▶ The exercise
Return all of the data exactly as written, without the pictures.

:: Data supplied

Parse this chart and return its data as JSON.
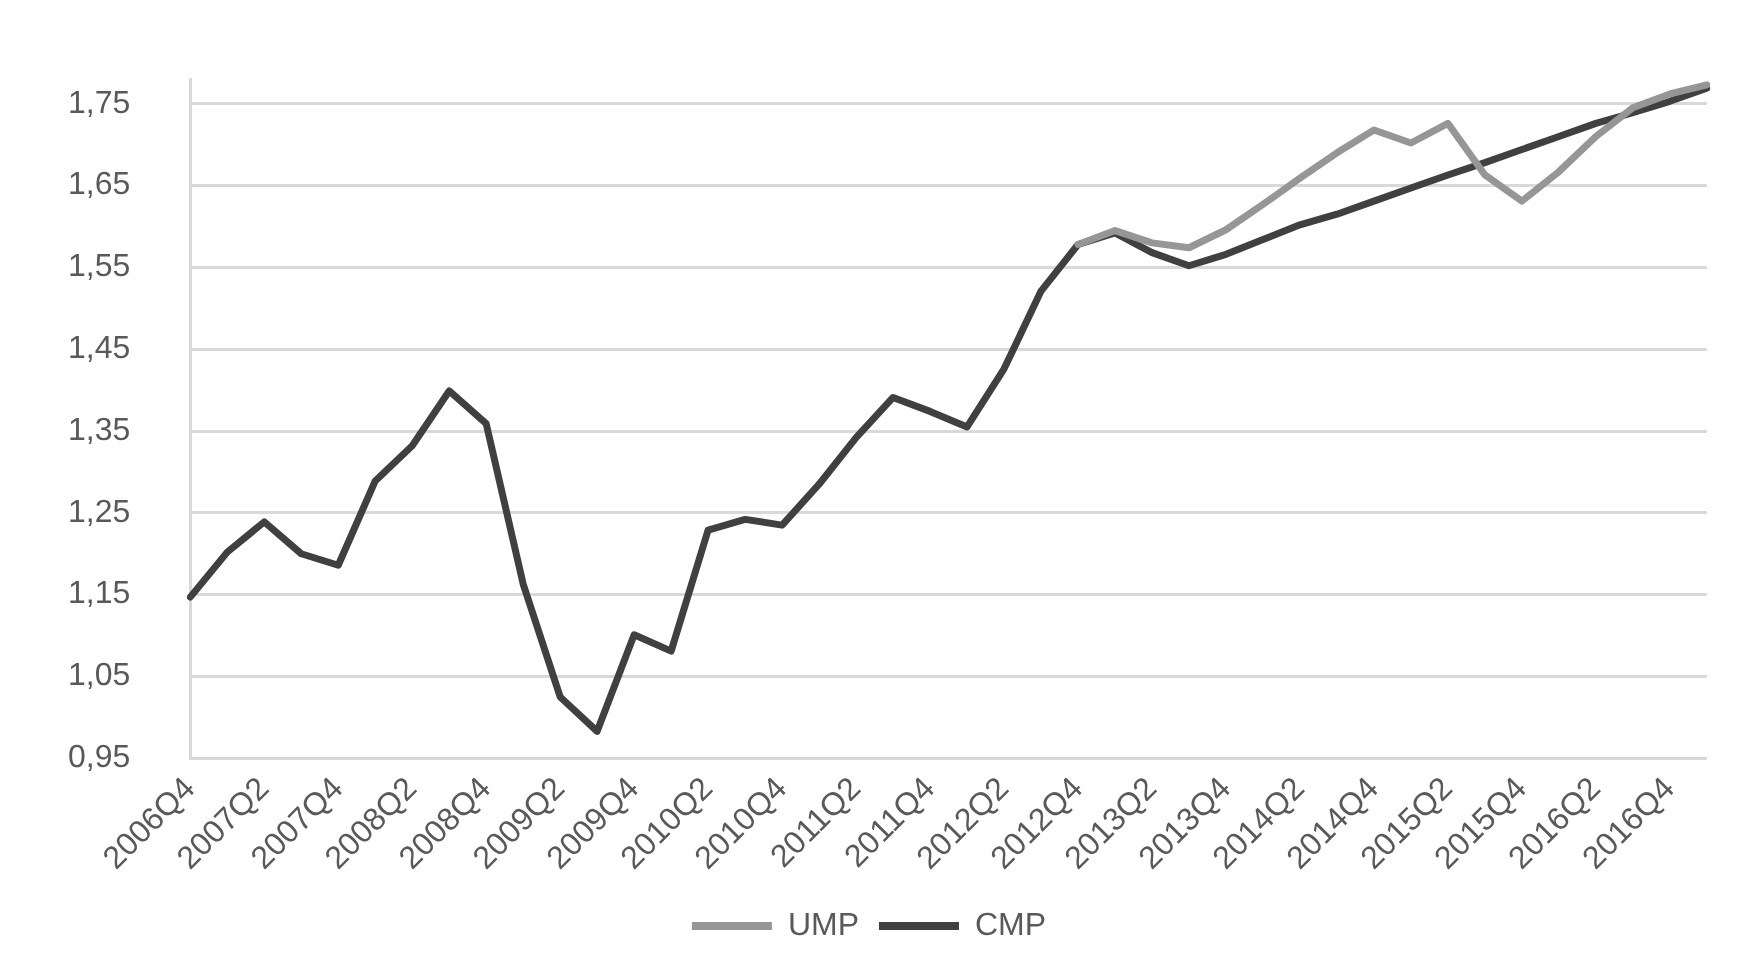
{
  "chart_data": {
    "type": "line",
    "categories": [
      "2006Q4",
      null,
      "2007Q2",
      null,
      "2007Q4",
      null,
      "2008Q2",
      null,
      "2008Q4",
      null,
      "2009Q2",
      null,
      "2009Q4",
      null,
      "2010Q2",
      null,
      "2010Q4",
      null,
      "2011Q2",
      null,
      "2011Q4",
      null,
      "2012Q2",
      null,
      "2012Q4",
      null,
      "2013Q2",
      null,
      "2013Q4",
      null,
      "2014Q2",
      null,
      "2014Q4",
      null,
      "2015Q2",
      null,
      "2015Q4",
      null,
      "2016Q2",
      null,
      "2016Q4",
      null
    ],
    "series": [
      {
        "name": "UMP",
        "color": "#969696",
        "values": [
          null,
          null,
          null,
          null,
          null,
          null,
          null,
          null,
          null,
          null,
          null,
          null,
          null,
          null,
          null,
          null,
          null,
          null,
          null,
          null,
          null,
          null,
          null,
          null,
          1.578,
          1.595,
          1.58,
          1.574,
          1.596,
          1.627,
          1.659,
          1.69,
          1.718,
          1.702,
          1.726,
          1.663,
          1.631,
          1.667,
          1.71,
          1.745,
          1.762,
          1.773
        ]
      },
      {
        "name": "CMP",
        "color": "#404040",
        "values": [
          1.147,
          1.202,
          1.239,
          1.2,
          1.186,
          1.289,
          1.332,
          1.399,
          1.359,
          1.163,
          1.025,
          0.983,
          1.101,
          1.081,
          1.229,
          1.242,
          1.235,
          1.285,
          1.342,
          1.391,
          1.374,
          1.355,
          1.426,
          1.521,
          1.578,
          1.592,
          1.568,
          1.552,
          1.566,
          1.584,
          1.602,
          1.615,
          1.631,
          1.647,
          1.663,
          1.678,
          1.694,
          1.71,
          1.726,
          1.739,
          1.753,
          1.769
        ]
      }
    ],
    "ylim": [
      0.95,
      1.78
    ],
    "yticks": [
      {
        "value": 0.95,
        "label": "0,95"
      },
      {
        "value": 1.05,
        "label": "1,05"
      },
      {
        "value": 1.15,
        "label": "1,15"
      },
      {
        "value": 1.25,
        "label": "1,25"
      },
      {
        "value": 1.35,
        "label": "1,35"
      },
      {
        "value": 1.45,
        "label": "1,45"
      },
      {
        "value": 1.55,
        "label": "1,55"
      },
      {
        "value": 1.65,
        "label": "1,65"
      },
      {
        "value": 1.75,
        "label": "1,75"
      }
    ],
    "grid": "y",
    "legend": "bottom",
    "marker": "none",
    "line_style": "solid"
  }
}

::::

▶ Exercise solution
Parse this chart and return its data as JSON.
{
  "chart_data": {
    "type": "line",
    "categories": [
      "2006Q4",
      null,
      "2007Q2",
      null,
      "2007Q4",
      null,
      "2008Q2",
      null,
      "2008Q4",
      null,
      "2009Q2",
      null,
      "2009Q4",
      null,
      "2010Q2",
      null,
      "2010Q4",
      null,
      "2011Q2",
      null,
      "2011Q4",
      null,
      "2012Q2",
      null,
      "2012Q4",
      null,
      "2013Q2",
      null,
      "2013Q4",
      null,
      "2014Q2",
      null,
      "2014Q4",
      null,
      "2015Q2",
      null,
      "2015Q4",
      null,
      "2016Q2",
      null,
      "2016Q4",
      null
    ],
    "series": [
      {
        "name": "UMP",
        "color": "#969696",
        "values": [
          null,
          null,
          null,
          null,
          null,
          null,
          null,
          null,
          null,
          null,
          null,
          null,
          null,
          null,
          null,
          null,
          null,
          null,
          null,
          null,
          null,
          null,
          null,
          null,
          1.578,
          1.595,
          1.58,
          1.574,
          1.596,
          1.627,
          1.659,
          1.69,
          1.718,
          1.702,
          1.726,
          1.663,
          1.631,
          1.667,
          1.71,
          1.745,
          1.762,
          1.773
        ]
      },
      {
        "name": "CMP",
        "color": "#404040",
        "values": [
          1.147,
          1.202,
          1.239,
          1.2,
          1.186,
          1.289,
          1.332,
          1.399,
          1.359,
          1.163,
          1.025,
          0.983,
          1.101,
          1.081,
          1.229,
          1.242,
          1.235,
          1.285,
          1.342,
          1.391,
          1.374,
          1.355,
          1.426,
          1.521,
          1.578,
          1.592,
          1.568,
          1.552,
          1.566,
          1.584,
          1.602,
          1.615,
          1.631,
          1.647,
          1.663,
          1.678,
          1.694,
          1.71,
          1.726,
          1.739,
          1.753,
          1.769
        ]
      }
    ],
    "ylim": [
      0.95,
      1.78
    ],
    "yticks": [
      {
        "value": 0.95,
        "label": "0,95"
      },
      {
        "value": 1.05,
        "label": "1,05"
      },
      {
        "value": 1.15,
        "label": "1,15"
      },
      {
        "value": 1.25,
        "label": "1,25"
      },
      {
        "value": 1.35,
        "label": "1,35"
      },
      {
        "value": 1.45,
        "label": "1,45"
      },
      {
        "value": 1.55,
        "label": "1,55"
      },
      {
        "value": 1.65,
        "label": "1,65"
      },
      {
        "value": 1.75,
        "label": "1,75"
      }
    ],
    "grid": "y",
    "legend": "bottom",
    "marker": "none",
    "line_style": "solid"
  }
}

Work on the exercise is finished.